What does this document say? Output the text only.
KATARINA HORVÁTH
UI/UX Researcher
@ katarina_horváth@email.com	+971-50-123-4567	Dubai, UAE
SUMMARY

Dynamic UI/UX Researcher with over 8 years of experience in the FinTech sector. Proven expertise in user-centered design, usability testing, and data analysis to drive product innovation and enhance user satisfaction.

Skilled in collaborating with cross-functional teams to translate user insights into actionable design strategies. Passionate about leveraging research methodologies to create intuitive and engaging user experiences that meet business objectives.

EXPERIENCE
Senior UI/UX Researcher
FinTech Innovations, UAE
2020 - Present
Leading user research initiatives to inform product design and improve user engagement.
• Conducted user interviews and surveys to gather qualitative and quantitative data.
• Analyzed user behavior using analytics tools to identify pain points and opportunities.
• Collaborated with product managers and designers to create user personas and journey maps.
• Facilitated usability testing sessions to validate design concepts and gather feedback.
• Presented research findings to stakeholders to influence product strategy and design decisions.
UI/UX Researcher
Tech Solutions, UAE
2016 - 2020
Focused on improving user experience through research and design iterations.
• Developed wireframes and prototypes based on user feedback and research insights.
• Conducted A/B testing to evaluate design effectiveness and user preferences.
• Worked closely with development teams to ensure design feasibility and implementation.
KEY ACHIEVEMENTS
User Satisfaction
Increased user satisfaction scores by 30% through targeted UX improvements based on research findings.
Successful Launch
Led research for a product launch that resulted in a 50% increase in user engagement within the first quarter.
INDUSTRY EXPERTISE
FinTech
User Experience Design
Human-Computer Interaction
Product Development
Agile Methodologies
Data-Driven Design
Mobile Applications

Directions: Write out the records above again, keeping each one identical to the original.

Response to the task:
What does this document say? Output the text only.
KATARINA HORVÁTH
UI/UX Researcher
@ katarina_horváth@email.com	+971-50-123-4567	Dubai, UAE
SUMMARY

Dynamic UI/UX Researcher with over 8 years of experience in the FinTech sector. Proven expertise in user-centered design, usability testing, and data analysis to drive product innovation and enhance user satisfaction.

Skilled in collaborating with cross-functional teams to translate user insights into actionable design strategies. Passionate about leveraging research methodologies to create intuitive and engaging user experiences that meet business objectives.

EXPERIENCE
Senior UI/UX Researcher
FinTech Innovations, UAE
2020 - Present
Leading user research initiatives to inform product design and improve user engagement.
• Conducted user interviews and surveys to gather qualitative and quantitative data.
• Analyzed user behavior using analytics tools to identify pain points and opportunities.
• Collaborated with product managers and designers to create user personas and journey maps.
• Facilitated usability testing sessions to validate design concepts and gather feedback.
• Presented research findings to stakeholders to influence product strategy and design decisions.
UI/UX Researcher
Tech Solutions, UAE
2016 - 2020
Focused on improving user experience through research and design iterations.
• Developed wireframes and prototypes based on user feedback and research insights.
• Conducted A/B testing to evaluate design effectiveness and user preferences.
• Worked closely with development teams to ensure design feasibility and implementation.
KEY ACHIEVEMENTS
User Satisfaction
Increased user satisfaction scores by 30% through targeted UX improvements based on research findings.
Successful Launch
Led research for a product launch that resulted in a 50% increase in user engagement within the first quarter.
INDUSTRY EXPERTISE
FinTech
User Experience Design
Human-Computer Interaction
Product Development
Agile Methodologies
Data-Driven Design
Mobile Applications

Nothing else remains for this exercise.